Task:
In the entries below, find every line with "Acid" and copy it.

----------

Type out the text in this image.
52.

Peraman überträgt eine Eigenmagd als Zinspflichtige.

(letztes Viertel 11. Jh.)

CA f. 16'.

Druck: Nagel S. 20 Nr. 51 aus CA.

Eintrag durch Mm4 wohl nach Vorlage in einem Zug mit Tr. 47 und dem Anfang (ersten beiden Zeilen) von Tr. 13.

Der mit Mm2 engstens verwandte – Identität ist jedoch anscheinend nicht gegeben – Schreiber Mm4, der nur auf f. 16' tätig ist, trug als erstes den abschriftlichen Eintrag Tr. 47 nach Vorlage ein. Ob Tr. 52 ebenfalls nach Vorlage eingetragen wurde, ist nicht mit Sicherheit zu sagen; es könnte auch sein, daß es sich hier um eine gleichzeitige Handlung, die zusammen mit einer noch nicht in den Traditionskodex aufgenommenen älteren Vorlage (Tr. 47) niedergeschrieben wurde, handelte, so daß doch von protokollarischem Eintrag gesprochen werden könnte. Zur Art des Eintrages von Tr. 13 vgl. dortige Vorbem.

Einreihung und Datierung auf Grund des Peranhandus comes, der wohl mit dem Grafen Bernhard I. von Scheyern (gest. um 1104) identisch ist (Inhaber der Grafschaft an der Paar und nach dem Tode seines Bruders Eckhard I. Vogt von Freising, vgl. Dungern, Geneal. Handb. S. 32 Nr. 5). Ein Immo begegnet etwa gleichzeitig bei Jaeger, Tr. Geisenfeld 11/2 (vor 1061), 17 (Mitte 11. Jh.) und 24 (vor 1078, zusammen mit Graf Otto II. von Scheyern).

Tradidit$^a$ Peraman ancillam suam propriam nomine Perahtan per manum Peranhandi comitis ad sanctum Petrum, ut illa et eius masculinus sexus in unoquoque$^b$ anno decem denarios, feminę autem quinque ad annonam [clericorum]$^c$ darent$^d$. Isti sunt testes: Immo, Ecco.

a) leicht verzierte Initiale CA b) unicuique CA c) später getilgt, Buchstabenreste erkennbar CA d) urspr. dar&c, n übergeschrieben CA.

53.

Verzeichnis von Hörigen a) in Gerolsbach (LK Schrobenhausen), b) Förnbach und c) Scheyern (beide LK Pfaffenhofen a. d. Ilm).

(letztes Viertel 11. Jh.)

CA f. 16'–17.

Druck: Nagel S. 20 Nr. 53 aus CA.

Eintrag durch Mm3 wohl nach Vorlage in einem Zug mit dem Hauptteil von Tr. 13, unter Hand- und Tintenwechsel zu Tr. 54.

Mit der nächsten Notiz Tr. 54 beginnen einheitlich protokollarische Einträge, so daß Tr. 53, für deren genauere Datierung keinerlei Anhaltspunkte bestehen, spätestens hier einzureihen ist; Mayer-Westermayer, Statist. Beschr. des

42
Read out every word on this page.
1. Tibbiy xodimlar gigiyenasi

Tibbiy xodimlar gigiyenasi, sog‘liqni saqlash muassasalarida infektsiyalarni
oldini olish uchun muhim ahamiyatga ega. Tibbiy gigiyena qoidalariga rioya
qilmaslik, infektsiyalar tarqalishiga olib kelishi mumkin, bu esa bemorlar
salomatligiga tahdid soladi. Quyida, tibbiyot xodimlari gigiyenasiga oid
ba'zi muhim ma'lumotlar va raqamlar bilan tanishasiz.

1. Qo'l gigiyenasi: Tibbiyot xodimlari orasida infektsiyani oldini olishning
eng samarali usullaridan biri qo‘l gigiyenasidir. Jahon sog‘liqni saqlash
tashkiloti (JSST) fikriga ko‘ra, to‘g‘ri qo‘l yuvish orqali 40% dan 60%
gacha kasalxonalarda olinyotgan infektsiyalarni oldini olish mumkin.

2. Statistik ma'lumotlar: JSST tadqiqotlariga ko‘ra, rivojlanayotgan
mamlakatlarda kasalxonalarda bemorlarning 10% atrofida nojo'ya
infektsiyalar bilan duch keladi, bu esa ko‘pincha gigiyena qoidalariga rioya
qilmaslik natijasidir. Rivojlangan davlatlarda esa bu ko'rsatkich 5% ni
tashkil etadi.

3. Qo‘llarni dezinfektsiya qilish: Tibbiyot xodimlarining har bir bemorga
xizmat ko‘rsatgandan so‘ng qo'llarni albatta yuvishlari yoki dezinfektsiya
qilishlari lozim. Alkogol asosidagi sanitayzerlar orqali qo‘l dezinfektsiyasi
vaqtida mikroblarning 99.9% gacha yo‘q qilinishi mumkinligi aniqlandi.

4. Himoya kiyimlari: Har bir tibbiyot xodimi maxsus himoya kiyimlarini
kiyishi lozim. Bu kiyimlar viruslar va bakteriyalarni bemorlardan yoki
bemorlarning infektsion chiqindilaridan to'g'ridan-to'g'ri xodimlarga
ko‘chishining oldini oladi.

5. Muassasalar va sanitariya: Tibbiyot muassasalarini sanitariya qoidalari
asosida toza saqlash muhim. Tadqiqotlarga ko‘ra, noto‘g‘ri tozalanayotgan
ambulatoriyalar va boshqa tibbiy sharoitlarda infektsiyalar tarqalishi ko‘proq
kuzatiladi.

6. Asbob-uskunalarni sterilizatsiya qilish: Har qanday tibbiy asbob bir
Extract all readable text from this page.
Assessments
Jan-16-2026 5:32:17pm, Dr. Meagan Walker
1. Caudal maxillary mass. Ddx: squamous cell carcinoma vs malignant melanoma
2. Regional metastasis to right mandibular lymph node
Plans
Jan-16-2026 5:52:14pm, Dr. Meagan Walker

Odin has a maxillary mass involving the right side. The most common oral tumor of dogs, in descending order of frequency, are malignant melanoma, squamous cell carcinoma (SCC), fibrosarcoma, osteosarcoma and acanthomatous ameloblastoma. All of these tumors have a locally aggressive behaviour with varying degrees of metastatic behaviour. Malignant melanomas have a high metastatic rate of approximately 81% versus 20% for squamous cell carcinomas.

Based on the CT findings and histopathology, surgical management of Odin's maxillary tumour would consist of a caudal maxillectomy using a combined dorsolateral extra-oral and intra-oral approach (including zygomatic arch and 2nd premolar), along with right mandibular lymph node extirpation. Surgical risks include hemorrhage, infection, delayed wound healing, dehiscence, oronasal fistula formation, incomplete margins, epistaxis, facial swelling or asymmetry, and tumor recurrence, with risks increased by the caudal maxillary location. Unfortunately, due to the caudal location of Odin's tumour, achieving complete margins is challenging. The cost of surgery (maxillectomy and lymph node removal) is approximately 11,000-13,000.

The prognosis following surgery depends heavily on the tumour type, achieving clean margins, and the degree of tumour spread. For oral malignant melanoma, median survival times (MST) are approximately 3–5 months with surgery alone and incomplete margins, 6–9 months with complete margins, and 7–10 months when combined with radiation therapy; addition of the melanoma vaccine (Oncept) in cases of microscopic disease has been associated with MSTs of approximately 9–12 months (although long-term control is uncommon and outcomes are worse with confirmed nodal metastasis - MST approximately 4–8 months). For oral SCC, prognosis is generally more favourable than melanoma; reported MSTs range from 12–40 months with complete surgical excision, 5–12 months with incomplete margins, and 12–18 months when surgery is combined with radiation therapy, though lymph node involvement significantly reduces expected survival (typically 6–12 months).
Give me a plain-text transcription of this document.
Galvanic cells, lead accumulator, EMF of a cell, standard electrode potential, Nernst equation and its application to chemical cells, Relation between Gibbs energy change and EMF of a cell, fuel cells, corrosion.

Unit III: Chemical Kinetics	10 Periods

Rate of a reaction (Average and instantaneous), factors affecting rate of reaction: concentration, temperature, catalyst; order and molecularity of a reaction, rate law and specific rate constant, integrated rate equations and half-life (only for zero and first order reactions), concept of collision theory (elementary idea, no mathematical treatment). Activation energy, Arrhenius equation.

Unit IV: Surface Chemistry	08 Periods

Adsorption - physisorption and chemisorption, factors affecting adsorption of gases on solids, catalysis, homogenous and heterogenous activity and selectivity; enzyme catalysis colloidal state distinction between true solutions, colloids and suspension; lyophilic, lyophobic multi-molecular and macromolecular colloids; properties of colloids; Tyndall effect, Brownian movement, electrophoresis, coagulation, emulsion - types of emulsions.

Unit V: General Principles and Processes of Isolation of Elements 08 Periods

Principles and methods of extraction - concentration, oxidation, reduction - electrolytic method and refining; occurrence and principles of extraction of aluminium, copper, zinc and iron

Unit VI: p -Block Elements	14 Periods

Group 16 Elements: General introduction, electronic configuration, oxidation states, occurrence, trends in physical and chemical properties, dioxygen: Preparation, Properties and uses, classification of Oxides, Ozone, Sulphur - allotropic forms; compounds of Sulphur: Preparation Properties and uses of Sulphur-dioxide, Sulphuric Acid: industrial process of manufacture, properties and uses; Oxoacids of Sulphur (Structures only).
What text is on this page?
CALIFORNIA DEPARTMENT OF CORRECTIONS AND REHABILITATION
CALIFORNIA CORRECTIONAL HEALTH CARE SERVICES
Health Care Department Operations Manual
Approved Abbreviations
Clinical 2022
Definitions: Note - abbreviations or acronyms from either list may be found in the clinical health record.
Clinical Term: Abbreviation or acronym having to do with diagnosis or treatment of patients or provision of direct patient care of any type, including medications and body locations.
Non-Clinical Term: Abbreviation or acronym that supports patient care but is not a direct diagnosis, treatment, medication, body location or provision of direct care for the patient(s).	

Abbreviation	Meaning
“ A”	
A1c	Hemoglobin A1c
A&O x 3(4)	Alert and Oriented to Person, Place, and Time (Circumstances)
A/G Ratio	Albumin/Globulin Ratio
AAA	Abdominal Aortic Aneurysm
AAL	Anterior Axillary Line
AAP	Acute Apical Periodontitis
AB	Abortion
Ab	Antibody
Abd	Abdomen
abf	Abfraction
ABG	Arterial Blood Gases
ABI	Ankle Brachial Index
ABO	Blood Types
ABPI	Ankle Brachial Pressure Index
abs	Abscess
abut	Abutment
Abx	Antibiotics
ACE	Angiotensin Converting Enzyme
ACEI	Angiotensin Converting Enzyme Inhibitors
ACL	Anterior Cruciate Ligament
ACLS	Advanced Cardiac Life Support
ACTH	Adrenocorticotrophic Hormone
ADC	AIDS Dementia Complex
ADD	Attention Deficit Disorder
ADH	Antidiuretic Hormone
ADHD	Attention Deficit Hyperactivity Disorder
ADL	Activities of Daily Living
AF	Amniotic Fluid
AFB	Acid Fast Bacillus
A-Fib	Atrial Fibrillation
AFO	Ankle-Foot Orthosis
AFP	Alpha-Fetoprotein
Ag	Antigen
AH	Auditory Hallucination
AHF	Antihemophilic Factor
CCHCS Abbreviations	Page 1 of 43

----------

Output:
Group 16 Elements: General introduction, electronic configuration, oxidation states, occurrence, trends in physical and chemical properties, dioxygen: Preparation, Properties and uses, classification of Oxides, Ozone, Sulphur - allotropic forms; compounds of Sulphur: Preparation Properties and uses of Sulphur-dioxide, Sulphuric Acid: industrial process of manufacture, properties and uses; Oxoacids of Sulphur (Structures only).
AFB	Acid Fast Bacillus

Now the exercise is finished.